Go through the entries below and copy each line containing the word "Time".
• • • •
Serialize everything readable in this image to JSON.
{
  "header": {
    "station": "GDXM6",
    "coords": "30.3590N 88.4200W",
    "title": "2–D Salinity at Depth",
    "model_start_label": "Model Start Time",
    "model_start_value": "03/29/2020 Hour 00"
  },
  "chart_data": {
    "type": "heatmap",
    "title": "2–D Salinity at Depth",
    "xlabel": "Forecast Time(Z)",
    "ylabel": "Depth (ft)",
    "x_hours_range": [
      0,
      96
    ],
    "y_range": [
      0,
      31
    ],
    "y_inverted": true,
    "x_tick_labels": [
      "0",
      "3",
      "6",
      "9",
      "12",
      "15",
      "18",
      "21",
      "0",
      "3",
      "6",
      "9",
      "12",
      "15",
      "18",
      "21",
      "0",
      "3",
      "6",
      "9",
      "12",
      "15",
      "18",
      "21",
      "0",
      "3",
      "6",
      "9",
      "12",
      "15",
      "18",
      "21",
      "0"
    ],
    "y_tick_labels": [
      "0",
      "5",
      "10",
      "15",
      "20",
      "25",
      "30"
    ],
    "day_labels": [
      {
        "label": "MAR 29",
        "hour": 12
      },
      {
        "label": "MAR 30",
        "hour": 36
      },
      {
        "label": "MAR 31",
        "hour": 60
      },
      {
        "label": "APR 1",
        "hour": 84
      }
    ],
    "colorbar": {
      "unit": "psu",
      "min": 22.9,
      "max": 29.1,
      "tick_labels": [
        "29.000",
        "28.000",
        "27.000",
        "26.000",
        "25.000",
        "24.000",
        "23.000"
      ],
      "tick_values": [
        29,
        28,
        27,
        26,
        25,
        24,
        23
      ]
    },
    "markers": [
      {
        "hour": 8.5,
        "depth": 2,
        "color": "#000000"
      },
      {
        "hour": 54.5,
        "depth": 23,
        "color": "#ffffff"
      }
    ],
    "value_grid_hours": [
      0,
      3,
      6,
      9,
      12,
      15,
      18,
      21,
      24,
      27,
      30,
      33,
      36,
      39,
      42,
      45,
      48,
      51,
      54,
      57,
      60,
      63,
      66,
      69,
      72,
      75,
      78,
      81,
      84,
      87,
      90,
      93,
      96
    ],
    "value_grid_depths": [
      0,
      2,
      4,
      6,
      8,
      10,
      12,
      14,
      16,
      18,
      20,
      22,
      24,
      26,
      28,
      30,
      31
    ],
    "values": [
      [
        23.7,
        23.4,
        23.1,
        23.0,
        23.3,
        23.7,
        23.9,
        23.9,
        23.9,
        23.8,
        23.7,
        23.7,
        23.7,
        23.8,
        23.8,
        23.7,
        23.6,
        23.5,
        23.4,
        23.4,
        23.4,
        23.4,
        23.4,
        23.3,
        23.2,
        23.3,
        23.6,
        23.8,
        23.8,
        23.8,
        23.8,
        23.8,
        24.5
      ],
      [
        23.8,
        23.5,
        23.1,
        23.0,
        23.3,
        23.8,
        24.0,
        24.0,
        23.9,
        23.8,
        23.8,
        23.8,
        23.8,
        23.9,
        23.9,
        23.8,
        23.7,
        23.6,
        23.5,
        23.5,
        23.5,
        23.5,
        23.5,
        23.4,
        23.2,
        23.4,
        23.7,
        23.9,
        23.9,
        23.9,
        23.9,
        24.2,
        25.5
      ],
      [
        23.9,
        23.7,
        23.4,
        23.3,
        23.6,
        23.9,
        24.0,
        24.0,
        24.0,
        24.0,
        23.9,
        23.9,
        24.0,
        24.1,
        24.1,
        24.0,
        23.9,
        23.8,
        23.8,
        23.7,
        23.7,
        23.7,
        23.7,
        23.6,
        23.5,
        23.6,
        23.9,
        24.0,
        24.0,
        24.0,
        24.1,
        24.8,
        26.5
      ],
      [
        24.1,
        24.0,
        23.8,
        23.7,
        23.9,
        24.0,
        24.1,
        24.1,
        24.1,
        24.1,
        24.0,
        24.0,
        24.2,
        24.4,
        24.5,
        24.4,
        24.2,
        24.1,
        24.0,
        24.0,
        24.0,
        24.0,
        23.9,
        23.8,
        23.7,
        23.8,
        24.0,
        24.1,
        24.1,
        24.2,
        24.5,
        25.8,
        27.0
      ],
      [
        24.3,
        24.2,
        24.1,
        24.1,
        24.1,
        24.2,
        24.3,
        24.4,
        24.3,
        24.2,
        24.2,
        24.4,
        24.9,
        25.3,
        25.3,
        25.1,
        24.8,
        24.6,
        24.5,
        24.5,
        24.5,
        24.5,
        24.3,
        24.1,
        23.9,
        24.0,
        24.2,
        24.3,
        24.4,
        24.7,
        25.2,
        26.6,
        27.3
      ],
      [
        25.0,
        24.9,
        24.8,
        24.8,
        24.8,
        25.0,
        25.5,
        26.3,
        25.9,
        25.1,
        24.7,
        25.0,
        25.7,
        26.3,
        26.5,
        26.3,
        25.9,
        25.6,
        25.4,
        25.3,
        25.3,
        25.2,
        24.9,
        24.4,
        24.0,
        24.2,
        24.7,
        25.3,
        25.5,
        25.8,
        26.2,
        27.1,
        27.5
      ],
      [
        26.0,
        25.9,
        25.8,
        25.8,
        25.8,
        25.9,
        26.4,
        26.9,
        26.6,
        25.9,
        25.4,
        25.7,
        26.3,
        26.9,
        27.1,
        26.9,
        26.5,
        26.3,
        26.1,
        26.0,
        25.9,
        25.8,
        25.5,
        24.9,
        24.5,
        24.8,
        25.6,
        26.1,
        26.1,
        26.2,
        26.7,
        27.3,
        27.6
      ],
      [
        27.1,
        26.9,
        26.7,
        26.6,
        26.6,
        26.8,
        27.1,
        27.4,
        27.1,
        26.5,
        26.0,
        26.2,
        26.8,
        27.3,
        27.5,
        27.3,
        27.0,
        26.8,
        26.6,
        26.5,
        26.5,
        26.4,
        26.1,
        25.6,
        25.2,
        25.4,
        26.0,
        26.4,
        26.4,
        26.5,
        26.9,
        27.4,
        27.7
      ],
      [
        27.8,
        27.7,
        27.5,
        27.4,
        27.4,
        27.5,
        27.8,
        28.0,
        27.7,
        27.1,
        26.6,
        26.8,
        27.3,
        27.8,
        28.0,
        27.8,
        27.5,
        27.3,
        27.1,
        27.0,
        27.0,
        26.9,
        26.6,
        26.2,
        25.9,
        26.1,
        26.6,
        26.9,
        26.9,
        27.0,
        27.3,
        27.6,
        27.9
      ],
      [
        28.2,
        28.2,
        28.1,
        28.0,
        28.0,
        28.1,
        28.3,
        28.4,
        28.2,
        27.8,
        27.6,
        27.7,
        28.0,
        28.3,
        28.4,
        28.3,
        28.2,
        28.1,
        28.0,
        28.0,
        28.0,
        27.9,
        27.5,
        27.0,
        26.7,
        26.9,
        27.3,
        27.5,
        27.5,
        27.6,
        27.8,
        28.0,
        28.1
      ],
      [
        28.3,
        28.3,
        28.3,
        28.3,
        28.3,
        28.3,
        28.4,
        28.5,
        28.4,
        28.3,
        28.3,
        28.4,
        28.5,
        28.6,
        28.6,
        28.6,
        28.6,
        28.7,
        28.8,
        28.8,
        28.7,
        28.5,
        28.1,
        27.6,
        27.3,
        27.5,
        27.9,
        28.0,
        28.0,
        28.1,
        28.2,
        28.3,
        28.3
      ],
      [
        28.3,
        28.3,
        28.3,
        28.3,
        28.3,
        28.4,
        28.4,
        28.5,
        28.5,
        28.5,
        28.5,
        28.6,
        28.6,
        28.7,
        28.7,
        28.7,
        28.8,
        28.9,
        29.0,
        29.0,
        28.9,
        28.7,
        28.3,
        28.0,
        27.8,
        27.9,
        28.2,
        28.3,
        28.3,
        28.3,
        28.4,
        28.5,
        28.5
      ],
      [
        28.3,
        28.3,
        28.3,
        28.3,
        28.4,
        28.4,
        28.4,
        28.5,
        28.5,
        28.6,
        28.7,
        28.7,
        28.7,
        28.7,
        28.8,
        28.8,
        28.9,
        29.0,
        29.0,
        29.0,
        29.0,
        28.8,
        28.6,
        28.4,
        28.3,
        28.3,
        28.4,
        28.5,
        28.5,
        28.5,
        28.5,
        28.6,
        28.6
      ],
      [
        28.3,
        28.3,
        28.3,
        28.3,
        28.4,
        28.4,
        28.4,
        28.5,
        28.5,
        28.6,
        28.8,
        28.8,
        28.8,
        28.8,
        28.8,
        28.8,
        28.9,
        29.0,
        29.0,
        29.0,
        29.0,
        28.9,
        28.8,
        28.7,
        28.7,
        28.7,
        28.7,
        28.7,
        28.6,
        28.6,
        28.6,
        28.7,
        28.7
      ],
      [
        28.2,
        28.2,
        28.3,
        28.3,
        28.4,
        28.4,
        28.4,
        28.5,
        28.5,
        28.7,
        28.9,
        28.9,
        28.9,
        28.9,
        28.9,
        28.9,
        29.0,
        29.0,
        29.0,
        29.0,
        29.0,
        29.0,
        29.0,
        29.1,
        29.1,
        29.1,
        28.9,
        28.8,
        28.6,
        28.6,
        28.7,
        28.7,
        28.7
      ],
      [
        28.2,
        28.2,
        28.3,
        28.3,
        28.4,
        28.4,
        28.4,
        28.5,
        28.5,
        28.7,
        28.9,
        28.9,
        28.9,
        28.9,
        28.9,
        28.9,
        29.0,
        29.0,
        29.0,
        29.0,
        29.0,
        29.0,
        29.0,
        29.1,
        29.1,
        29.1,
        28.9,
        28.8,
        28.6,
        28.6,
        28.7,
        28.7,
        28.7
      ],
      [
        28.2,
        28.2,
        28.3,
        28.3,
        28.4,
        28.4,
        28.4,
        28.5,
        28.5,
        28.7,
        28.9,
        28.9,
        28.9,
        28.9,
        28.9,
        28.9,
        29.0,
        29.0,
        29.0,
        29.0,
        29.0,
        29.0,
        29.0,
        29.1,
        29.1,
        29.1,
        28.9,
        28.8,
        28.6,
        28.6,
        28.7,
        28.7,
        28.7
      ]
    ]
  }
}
• • • •
* [Full output]
    "model_start_label": "Model Start Time",
    "xlabel": "Forecast Time(Z)",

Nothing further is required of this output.